» **EXERCISE DATA**:
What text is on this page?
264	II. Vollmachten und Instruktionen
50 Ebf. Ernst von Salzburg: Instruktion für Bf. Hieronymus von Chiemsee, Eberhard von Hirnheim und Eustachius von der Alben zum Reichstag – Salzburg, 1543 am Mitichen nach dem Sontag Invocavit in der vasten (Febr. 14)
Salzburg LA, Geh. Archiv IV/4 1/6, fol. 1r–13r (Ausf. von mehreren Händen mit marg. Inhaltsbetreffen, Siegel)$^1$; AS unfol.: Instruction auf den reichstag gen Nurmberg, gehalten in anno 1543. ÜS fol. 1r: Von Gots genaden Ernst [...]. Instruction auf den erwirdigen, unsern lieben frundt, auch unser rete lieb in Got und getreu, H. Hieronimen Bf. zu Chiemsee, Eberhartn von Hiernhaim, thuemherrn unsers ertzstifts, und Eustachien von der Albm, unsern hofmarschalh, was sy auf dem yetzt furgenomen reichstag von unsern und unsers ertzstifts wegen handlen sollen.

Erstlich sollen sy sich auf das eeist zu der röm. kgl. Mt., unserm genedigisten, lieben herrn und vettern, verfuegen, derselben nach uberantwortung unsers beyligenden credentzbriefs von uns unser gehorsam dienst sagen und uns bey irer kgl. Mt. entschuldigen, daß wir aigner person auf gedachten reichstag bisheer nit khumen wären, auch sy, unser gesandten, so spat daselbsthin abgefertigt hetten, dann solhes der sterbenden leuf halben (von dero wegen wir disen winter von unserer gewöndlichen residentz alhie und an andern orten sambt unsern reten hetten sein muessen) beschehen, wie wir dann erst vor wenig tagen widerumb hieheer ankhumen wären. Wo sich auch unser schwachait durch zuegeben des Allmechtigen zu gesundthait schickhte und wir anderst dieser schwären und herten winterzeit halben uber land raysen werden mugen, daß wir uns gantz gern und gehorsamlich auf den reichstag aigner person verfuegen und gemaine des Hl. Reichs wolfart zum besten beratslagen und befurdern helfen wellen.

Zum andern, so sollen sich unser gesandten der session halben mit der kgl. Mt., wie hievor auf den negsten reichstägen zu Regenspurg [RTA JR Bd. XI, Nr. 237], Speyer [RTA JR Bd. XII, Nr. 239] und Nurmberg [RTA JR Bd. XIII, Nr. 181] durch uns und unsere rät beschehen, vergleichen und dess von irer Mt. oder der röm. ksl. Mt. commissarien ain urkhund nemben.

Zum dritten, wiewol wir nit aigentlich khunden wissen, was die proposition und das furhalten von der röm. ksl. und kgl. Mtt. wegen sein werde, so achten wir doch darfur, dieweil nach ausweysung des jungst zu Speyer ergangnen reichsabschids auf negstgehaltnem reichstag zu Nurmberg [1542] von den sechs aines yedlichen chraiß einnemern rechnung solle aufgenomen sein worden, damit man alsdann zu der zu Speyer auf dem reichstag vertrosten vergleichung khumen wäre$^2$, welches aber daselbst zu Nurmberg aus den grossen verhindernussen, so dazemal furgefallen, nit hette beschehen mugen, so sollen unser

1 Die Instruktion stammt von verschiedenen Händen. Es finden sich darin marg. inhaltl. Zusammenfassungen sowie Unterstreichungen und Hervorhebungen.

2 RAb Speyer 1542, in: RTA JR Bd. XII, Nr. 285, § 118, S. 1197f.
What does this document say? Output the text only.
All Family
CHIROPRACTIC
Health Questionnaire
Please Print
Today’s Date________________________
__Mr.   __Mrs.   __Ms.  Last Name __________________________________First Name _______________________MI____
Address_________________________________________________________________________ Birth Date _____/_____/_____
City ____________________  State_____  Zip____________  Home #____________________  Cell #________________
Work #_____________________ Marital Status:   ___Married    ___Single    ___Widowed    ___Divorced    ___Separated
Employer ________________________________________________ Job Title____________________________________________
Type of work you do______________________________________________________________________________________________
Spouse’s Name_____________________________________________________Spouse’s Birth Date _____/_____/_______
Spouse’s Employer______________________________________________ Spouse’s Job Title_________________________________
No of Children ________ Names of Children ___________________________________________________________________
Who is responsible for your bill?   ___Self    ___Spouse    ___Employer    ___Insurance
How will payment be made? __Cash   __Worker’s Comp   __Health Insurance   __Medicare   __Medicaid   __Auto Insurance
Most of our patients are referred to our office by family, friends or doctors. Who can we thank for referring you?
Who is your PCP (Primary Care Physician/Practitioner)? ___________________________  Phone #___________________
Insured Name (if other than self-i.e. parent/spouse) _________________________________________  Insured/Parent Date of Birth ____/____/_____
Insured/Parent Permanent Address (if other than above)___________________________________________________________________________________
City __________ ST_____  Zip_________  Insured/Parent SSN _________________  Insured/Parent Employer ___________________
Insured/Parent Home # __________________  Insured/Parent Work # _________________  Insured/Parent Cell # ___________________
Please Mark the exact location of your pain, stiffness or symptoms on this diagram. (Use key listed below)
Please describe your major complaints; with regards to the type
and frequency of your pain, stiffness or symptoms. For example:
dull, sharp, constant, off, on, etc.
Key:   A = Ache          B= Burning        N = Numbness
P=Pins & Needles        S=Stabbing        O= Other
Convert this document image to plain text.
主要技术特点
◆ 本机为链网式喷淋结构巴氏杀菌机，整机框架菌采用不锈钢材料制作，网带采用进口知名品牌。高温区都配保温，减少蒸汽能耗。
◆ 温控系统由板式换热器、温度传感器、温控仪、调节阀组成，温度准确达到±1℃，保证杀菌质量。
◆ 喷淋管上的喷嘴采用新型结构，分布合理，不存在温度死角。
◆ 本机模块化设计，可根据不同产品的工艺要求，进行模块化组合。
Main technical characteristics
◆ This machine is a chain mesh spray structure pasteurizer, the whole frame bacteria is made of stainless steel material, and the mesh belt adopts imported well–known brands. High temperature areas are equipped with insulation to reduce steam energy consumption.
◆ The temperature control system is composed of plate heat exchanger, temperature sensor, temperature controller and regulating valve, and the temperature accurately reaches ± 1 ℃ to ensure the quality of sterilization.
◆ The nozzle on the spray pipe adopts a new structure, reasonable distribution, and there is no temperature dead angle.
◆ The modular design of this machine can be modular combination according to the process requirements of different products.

» **YOUR GOAL**:
Set down the material above exactly, in full.

» **THE COMPLETED TASK**:
What text is on this page?
264	II. Vollmachten und Instruktionen
50 Ebf. Ernst von Salzburg: Instruktion für Bf. Hieronymus von Chiemsee, Eberhard von Hirnheim und Eustachius von der Alben zum Reichstag – Salzburg, 1543 am Mitichen nach dem Sontag Invocavit in der vasten (Febr. 14)
Salzburg LA, Geh. Archiv IV/4 1/6, fol. 1r–13r (Ausf. von mehreren Händen mit marg. Inhaltsbetreffen, Siegel)$^1$; AS unfol.: Instruction auf den reichstag gen Nurmberg, gehalten in anno 1543. ÜS fol. 1r: Von Gots genaden Ernst [...]. Instruction auf den erwirdigen, unsern lieben frundt, auch unser rete lieb in Got und getreu, H. Hieronimen Bf. zu Chiemsee, Eberhartn von Hiernhaim, thuemherrn unsers ertzstifts, und Eustachien von der Albm, unsern hofmarschalh, was sy auf dem yetzt furgenomen reichstag von unsern und unsers ertzstifts wegen handlen sollen.

Erstlich sollen sy sich auf das eeist zu der röm. kgl. Mt., unserm genedigisten, lieben herrn und vettern, verfuegen, derselben nach uberantwortung unsers beyligenden credentzbriefs von uns unser gehorsam dienst sagen und uns bey irer kgl. Mt. entschuldigen, daß wir aigner person auf gedachten reichstag bisheer nit khumen wären, auch sy, unser gesandten, so spat daselbsthin abgefertigt hetten, dann solhes der sterbenden leuf halben (von dero wegen wir disen winter von unserer gewöndlichen residentz alhie und an andern orten sambt unsern reten hetten sein muessen) beschehen, wie wir dann erst vor wenig tagen widerumb hieheer ankhumen wären. Wo sich auch unser schwachait durch zuegeben des Allmechtigen zu gesundthait schickhte und wir anderst dieser schwären und herten winterzeit halben uber land raysen werden mugen, daß wir uns gantz gern und gehorsamlich auf den reichstag aigner person verfuegen und gemaine des Hl. Reichs wolfart zum besten beratslagen und befurdern helfen wellen.

Zum andern, so sollen sich unser gesandten der session halben mit der kgl. Mt., wie hievor auf den negsten reichstägen zu Regenspurg [RTA JR Bd. XI, Nr. 237], Speyer [RTA JR Bd. XII, Nr. 239] und Nurmberg [RTA JR Bd. XIII, Nr. 181] durch uns und unsere rät beschehen, vergleichen und dess von irer Mt. oder der röm. ksl. Mt. commissarien ain urkhund nemben.

Zum dritten, wiewol wir nit aigentlich khunden wissen, was die proposition und das furhalten von der röm. ksl. und kgl. Mtt. wegen sein werde, so achten wir doch darfur, dieweil nach ausweysung des jungst zu Speyer ergangnen reichsabschids auf negstgehaltnem reichstag zu Nurmberg [1542] von den sechs aines yedlichen chraiß einnemern rechnung solle aufgenomen sein worden, damit man alsdann zu der zu Speyer auf dem reichstag vertrosten vergleichung khumen wäre$^2$, welches aber daselbst zu Nurmberg aus den grossen verhindernussen, so dazemal furgefallen, nit hette beschehen mugen, so sollen unser

1 Die Instruktion stammt von verschiedenen Händen. Es finden sich darin marg. inhaltl. Zusammenfassungen sowie Unterstreichungen und Hervorhebungen.

2 RAb Speyer 1542, in: RTA JR Bd. XII, Nr. 285, § 118, S. 1197f.
What does this document say? Output the text only.
All Family
CHIROPRACTIC
Health Questionnaire
Please Print
Today’s Date________________________
__Mr.   __Mrs.   __Ms.  Last Name __________________________________First Name _______________________MI____
Address_________________________________________________________________________ Birth Date _____/_____/_____
City ____________________  State_____  Zip____________  Home #____________________  Cell #________________
Work #_____________________ Marital Status:   ___Married    ___Single    ___Widowed    ___Divorced    ___Separated
Employer ________________________________________________ Job Title____________________________________________
Type of work you do______________________________________________________________________________________________
Spouse’s Name_____________________________________________________Spouse’s Birth Date _____/_____/_______
Spouse’s Employer______________________________________________ Spouse’s Job Title_________________________________
No of Children ________ Names of Children ___________________________________________________________________
Who is responsible for your bill?   ___Self    ___Spouse    ___Employer    ___Insurance
How will payment be made? __Cash   __Worker’s Comp   __Health Insurance   __Medicare   __Medicaid   __Auto Insurance
Most of our patients are referred to our office by family, friends or doctors. Who can we thank for referring you?
Who is your PCP (Primary Care Physician/Practitioner)? ___________________________  Phone #___________________
Insured Name (if other than self-i.e. parent/spouse) _________________________________________  Insured/Parent Date of Birth ____/____/_____
Insured/Parent Permanent Address (if other than above)___________________________________________________________________________________
City __________ ST_____  Zip_________  Insured/Parent SSN _________________  Insured/Parent Employer ___________________
Insured/Parent Home # __________________  Insured/Parent Work # _________________  Insured/Parent Cell # ___________________
Please Mark the exact location of your pain, stiffness or symptoms on this diagram. (Use key listed below)
Please describe your major complaints; with regards to the type
and frequency of your pain, stiffness or symptoms. For example:
dull, sharp, constant, off, on, etc.
Key:   A = Ache          B= Burning        N = Numbness
P=Pins & Needles        S=Stabbing        O= Other
Convert this document image to plain text.
主要技术特点
◆ 本机为链网式喷淋结构巴氏杀菌机，整机框架菌采用不锈钢材料制作，网带采用进口知名品牌。高温区都配保温，减少蒸汽能耗。
◆ 温控系统由板式换热器、温度传感器、温控仪、调节阀组成，温度准确达到±1℃，保证杀菌质量。
◆ 喷淋管上的喷嘴采用新型结构，分布合理，不存在温度死角。
◆ 本机模块化设计，可根据不同产品的工艺要求，进行模块化组合。
Main technical characteristics
◆ This machine is a chain mesh spray structure pasteurizer, the whole frame bacteria is made of stainless steel material, and the mesh belt adopts imported well–known brands. High temperature areas are equipped with insulation to reduce steam energy consumption.
◆ The temperature control system is composed of plate heat exchanger, temperature sensor, temperature controller and regulating valve, and the temperature accurately reaches ± 1 ℃ to ensure the quality of sterilization.
◆ The nozzle on the spray pipe adopts a new structure, reasonable distribution, and there is no temperature dead angle.
◆ The modular design of this machine can be modular combination according to the process requirements of different products.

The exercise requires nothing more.